What to produce - Because the images are not wanted, restate every line below word for word without them.

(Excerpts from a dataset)
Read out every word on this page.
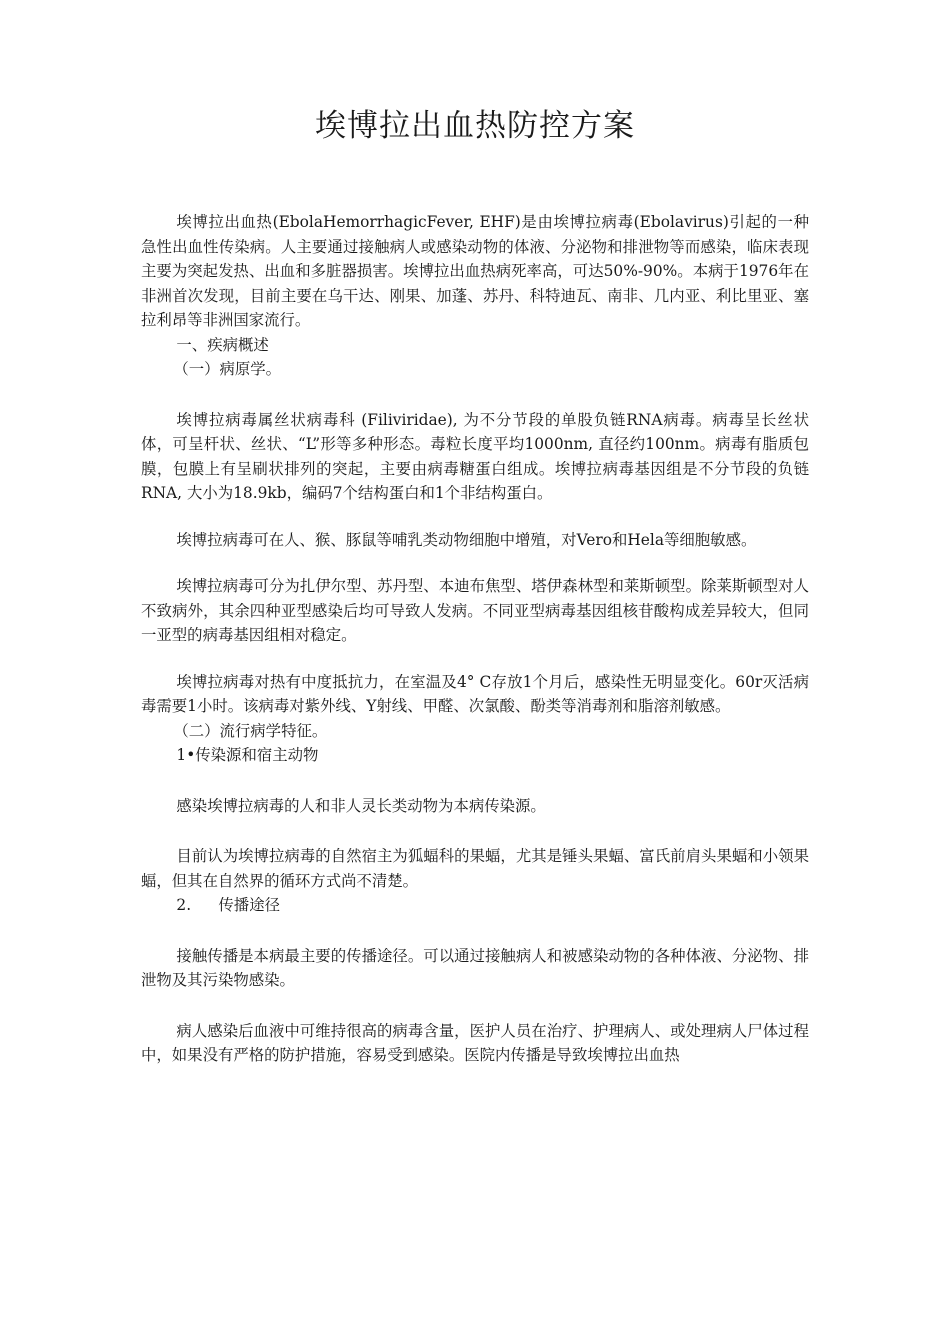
埃博拉出血热防控方案

埃博拉出血热(EbolaHemorrhagicFever, EHF)是由埃博拉病毒(Ebolavirus)引起的一种急性出血性传染病。人主要通过接触病人或感染动物的体液、分泌物和排泄物等而感染，临床表现主要为突起发热、出血和多脏器损害。埃博拉出血热病死率高，可达50%-90%。本病于1976年在非洲首次发现，目前主要在乌干达、刚果、加蓬、苏丹、科特迪瓦、南非、几内亚、利比里亚、塞拉利昂等非洲国家流行。

一、疾病概述

（一）病原学。

埃博拉病毒属丝状病毒科 (Filiviridae), 为不分节段的单股负链RNA病毒。病毒呈长丝状体，可呈杆状、丝状、“L”形等多种形态。毒粒长度平均1000nm, 直径约100nm。病毒有脂质包膜，包膜上有呈刷状排列的突起，主要由病毒糖蛋白组成。埃博拉病毒基因组是不分节段的负链RNA, 大小为18.9kb，编码7个结构蛋白和1个非结构蛋白。

埃博拉病毒可在人、猴、豚鼠等哺乳类动物细胞中增殖，对Vero和Hela等细胞敏感。

埃博拉病毒可分为扎伊尔型、苏丹型、本迪布焦型、塔伊森林型和莱斯顿型。除莱斯顿型对人不致病外，其余四种亚型感染后均可导致人发病。不同亚型病毒基因组核苷酸构成差异较大，但同一亚型的病毒基因组相对稳定。

埃博拉病毒对热有中度抵抗力，在室温及4° C存放1个月后，感染性无明显变化。60r灭活病毒需要1小时。该病毒对紫外线、Y射线、甲醛、次氯酸、酚类等消毒剂和脂溶剂敏感。

（二）流行病学特征。

1•传染源和宿主动物

感染埃博拉病毒的人和非人灵长类动物为本病传染源。

目前认为埃博拉病毒的自然宿主为狐蝠科的果蝠，尤其是锤头果蝠、富氏前肩头果蝠和小领果蝠，但其在自然界的循环方式尚不清楚。

2. 传播途径

接触传播是本病最主要的传播途径。可以通过接触病人和被感染动物的各种体液、分泌物、排泄物及其污染物感染。

病人感染后血液中可维持很高的病毒含量，医护人员在治疗、护理病人、或处理病人尸体过程中，如果没有严格的防护措施，容易受到感染。医院内传播是导致埃博拉出血热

Answer for this exercise -
Read out every word on this page.
埃博拉出血热防控方案

埃博拉出血热(EbolaHemorrhagicFever, EHF)是由埃博拉病毒(Ebolavirus)引起的一种急性出血性传染病。人主要通过接触病人或感染动物的体液、分泌物和排泄物等而感染，临床表现主要为突起发热、出血和多脏器损害。埃博拉出血热病死率高，可达50%-90%。本病于1976年在非洲首次发现，目前主要在乌干达、刚果、加蓬、苏丹、科特迪瓦、南非、几内亚、利比里亚、塞拉利昂等非洲国家流行。

一、疾病概述

（一）病原学。

埃博拉病毒属丝状病毒科 (Filiviridae), 为不分节段的单股负链RNA病毒。病毒呈长丝状体，可呈杆状、丝状、“L”形等多种形态。毒粒长度平均1000nm, 直径约100nm。病毒有脂质包膜，包膜上有呈刷状排列的突起，主要由病毒糖蛋白组成。埃博拉病毒基因组是不分节段的负链RNA, 大小为18.9kb，编码7个结构蛋白和1个非结构蛋白。

埃博拉病毒可在人、猴、豚鼠等哺乳类动物细胞中增殖，对Vero和Hela等细胞敏感。

埃博拉病毒可分为扎伊尔型、苏丹型、本迪布焦型、塔伊森林型和莱斯顿型。除莱斯顿型对人不致病外，其余四种亚型感染后均可导致人发病。不同亚型病毒基因组核苷酸构成差异较大，但同一亚型的病毒基因组相对稳定。

埃博拉病毒对热有中度抵抗力，在室温及4° C存放1个月后，感染性无明显变化。60r灭活病毒需要1小时。该病毒对紫外线、Y射线、甲醛、次氯酸、酚类等消毒剂和脂溶剂敏感。

（二）流行病学特征。

1•传染源和宿主动物

感染埃博拉病毒的人和非人灵长类动物为本病传染源。

目前认为埃博拉病毒的自然宿主为狐蝠科的果蝠，尤其是锤头果蝠、富氏前肩头果蝠和小领果蝠，但其在自然界的循环方式尚不清楚。

2. 传播途径

接触传播是本病最主要的传播途径。可以通过接触病人和被感染动物的各种体液、分泌物、排泄物及其污染物感染。

病人感染后血液中可维持很高的病毒含量，医护人员在治疗、护理病人、或处理病人尸体过程中，如果没有严格的防护措施，容易受到感染。医院内传播是导致埃博拉出血热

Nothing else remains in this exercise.